-- START OF Records for processing --

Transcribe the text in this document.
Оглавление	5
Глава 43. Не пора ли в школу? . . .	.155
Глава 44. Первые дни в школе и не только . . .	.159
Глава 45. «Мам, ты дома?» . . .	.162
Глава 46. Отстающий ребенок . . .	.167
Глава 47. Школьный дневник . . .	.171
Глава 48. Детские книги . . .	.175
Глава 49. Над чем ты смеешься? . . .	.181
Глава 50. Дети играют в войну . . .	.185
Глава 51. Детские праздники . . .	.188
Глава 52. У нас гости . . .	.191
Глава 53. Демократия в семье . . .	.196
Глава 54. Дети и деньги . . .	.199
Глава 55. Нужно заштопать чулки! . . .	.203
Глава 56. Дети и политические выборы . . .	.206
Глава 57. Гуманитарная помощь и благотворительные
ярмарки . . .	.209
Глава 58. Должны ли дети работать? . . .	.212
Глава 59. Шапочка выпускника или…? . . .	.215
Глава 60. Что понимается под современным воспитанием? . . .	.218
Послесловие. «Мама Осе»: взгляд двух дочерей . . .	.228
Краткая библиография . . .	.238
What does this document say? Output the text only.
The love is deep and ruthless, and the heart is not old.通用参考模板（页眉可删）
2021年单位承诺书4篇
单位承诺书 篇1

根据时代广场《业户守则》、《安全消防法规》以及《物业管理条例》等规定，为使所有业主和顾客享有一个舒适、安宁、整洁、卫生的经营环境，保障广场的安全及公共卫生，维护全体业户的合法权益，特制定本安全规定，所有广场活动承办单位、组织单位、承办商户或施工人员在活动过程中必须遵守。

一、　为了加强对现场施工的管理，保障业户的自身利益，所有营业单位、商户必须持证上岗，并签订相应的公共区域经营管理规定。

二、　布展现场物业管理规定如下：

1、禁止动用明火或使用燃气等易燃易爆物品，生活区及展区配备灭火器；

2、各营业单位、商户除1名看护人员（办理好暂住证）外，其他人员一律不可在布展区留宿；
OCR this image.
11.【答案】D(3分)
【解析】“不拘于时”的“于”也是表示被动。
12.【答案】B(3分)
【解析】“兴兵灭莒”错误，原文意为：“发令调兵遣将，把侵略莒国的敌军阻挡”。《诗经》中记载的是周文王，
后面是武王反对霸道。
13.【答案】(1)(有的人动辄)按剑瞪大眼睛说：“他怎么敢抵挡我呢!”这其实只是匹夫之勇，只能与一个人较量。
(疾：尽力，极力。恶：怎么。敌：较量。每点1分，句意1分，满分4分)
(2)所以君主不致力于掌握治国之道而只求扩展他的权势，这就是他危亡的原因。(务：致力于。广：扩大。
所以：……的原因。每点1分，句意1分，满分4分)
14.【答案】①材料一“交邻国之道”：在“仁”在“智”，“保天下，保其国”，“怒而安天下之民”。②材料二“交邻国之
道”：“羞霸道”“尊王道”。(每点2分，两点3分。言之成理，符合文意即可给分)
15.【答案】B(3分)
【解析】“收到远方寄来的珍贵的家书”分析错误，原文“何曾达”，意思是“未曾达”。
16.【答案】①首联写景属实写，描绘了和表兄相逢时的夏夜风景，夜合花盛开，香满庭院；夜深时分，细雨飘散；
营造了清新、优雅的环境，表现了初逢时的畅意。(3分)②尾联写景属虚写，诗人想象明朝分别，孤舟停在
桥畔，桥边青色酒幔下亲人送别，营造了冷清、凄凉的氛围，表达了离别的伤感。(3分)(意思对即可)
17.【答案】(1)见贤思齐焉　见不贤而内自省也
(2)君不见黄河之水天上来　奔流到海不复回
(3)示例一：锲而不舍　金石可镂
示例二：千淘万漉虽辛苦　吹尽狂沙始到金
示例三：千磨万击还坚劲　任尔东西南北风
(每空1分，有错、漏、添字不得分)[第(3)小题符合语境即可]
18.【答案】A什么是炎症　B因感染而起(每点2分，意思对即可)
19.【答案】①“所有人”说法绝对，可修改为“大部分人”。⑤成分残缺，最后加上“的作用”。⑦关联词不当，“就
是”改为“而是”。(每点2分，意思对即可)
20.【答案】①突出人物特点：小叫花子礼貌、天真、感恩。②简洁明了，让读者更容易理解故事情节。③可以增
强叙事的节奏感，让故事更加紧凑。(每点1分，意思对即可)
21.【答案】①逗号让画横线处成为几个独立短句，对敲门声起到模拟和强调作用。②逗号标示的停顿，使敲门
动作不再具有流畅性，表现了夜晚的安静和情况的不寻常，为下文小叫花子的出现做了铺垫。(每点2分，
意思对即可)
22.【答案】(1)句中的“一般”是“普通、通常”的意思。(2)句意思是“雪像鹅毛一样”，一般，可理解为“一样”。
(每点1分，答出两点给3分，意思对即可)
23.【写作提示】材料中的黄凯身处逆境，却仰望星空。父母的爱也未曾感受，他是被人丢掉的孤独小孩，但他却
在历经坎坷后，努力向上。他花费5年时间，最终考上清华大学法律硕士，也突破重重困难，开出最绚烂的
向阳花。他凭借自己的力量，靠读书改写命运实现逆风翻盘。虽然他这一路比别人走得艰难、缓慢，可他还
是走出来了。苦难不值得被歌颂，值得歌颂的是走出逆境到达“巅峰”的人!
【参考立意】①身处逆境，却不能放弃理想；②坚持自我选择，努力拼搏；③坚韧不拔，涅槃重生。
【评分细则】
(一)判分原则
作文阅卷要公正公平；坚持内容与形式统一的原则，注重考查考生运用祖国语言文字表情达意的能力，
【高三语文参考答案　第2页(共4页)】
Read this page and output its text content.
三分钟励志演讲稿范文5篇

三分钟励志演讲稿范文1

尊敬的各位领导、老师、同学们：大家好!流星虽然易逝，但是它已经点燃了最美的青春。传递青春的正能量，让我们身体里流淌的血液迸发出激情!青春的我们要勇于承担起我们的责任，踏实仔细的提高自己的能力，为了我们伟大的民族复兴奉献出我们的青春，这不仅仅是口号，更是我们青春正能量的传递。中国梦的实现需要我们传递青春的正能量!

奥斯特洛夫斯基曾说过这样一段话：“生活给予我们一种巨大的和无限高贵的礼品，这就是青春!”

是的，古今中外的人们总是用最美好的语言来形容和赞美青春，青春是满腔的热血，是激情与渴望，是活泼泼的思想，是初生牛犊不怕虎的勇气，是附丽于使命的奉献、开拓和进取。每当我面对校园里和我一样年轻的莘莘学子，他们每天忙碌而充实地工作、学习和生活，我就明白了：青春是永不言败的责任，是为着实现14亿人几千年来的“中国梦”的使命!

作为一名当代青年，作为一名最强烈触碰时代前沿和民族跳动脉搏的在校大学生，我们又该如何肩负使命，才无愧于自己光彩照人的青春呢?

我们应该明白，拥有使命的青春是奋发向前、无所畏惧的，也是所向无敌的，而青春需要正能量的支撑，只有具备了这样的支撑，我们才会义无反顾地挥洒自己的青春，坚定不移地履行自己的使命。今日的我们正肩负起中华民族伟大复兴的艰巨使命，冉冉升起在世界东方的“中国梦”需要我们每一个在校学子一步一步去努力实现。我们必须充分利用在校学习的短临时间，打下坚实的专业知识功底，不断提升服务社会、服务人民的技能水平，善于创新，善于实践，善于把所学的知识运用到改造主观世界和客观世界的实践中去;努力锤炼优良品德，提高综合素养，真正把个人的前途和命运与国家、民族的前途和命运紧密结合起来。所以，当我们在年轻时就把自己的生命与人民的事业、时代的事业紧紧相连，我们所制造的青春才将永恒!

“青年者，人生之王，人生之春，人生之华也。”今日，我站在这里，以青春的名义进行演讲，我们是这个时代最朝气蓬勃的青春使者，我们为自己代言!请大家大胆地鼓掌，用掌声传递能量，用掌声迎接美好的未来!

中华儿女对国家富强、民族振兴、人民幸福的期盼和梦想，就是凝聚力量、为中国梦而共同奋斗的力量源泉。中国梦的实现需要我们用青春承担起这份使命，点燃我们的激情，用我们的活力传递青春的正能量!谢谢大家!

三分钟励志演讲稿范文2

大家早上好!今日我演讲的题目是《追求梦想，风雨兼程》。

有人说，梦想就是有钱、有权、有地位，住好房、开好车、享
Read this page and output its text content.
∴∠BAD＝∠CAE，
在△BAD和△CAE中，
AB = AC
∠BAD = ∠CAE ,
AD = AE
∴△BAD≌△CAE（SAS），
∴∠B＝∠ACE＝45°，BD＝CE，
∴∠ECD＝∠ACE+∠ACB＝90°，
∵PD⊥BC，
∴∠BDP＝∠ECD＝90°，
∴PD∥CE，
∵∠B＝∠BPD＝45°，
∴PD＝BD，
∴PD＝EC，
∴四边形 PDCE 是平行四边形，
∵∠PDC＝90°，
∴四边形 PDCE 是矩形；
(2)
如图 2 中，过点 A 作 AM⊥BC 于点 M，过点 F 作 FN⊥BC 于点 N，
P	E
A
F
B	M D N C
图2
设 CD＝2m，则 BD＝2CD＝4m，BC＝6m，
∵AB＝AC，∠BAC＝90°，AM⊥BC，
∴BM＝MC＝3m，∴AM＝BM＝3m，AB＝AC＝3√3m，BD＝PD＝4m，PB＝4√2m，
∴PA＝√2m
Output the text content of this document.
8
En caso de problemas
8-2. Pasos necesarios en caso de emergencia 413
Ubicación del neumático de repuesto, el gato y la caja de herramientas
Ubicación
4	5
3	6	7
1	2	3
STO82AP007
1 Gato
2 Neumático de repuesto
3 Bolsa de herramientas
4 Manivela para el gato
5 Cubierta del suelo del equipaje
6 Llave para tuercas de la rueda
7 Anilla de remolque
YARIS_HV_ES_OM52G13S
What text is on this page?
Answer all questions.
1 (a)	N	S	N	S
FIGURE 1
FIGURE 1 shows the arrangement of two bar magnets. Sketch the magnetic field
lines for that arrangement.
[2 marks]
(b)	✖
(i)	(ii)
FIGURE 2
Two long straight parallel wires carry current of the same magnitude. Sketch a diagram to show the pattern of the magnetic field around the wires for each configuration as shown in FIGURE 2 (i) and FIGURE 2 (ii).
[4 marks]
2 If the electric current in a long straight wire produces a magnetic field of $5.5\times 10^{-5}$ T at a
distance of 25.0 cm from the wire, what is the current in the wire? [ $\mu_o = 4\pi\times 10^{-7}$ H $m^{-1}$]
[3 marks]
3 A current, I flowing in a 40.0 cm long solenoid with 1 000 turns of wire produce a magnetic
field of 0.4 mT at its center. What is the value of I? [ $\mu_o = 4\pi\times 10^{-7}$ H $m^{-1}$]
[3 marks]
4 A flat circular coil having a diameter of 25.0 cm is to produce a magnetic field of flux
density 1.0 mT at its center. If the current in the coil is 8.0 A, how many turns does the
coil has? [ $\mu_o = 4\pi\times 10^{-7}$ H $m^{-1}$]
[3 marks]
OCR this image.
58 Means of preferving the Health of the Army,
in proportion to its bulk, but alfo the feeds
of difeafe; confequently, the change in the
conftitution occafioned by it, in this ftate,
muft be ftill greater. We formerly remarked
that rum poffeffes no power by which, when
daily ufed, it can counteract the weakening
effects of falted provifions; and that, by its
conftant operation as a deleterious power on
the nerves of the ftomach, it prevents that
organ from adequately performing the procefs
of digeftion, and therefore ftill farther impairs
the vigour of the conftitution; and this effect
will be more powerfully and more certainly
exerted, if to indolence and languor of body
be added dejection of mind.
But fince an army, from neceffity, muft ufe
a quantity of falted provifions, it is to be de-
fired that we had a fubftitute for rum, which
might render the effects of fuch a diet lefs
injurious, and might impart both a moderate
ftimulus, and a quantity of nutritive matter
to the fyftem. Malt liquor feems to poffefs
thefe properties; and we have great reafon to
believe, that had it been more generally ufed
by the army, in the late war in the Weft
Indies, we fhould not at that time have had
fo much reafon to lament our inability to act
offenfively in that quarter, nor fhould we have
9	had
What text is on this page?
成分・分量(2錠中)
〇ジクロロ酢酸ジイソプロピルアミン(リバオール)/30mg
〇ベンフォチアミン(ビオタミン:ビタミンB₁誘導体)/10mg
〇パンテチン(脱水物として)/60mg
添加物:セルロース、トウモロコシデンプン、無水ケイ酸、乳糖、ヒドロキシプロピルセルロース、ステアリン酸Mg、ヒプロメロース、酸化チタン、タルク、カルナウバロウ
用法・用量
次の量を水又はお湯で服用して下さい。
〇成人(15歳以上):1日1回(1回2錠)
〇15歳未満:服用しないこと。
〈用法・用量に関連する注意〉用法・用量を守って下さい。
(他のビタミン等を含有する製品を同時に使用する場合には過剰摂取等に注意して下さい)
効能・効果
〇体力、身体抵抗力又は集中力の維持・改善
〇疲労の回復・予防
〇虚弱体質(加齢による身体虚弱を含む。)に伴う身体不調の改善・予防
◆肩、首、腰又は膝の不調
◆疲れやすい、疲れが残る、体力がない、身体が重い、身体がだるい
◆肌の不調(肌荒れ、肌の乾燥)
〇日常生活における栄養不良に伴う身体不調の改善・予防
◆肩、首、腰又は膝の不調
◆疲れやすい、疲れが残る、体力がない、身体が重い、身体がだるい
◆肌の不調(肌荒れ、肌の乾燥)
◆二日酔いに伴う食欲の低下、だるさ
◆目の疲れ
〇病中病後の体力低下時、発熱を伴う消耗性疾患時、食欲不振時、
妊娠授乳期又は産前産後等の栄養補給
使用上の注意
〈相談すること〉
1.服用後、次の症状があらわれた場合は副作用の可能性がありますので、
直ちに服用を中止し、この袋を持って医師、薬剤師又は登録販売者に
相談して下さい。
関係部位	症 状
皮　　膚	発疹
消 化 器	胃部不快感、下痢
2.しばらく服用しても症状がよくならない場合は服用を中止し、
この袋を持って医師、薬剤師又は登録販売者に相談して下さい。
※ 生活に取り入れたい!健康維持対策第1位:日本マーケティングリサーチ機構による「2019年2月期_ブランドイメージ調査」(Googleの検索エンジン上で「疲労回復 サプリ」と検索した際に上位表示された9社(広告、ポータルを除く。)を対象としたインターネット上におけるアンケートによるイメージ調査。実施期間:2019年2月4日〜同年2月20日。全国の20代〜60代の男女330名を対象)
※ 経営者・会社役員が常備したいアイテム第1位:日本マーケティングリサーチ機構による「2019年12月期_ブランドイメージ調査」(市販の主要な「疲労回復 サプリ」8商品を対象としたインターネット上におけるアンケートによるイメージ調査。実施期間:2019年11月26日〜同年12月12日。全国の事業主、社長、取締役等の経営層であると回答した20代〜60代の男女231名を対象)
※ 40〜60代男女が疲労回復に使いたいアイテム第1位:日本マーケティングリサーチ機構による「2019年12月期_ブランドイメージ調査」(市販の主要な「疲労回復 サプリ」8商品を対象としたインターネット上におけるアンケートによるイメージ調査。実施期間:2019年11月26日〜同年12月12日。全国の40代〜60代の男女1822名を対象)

-- END OF Records for processing --

• Work to complete:
Using the material above, gather every line that includes "muft".

• Full answer:
muft be ftill greater. We formerly remarked
But fince an army, from neceffity, muft ufe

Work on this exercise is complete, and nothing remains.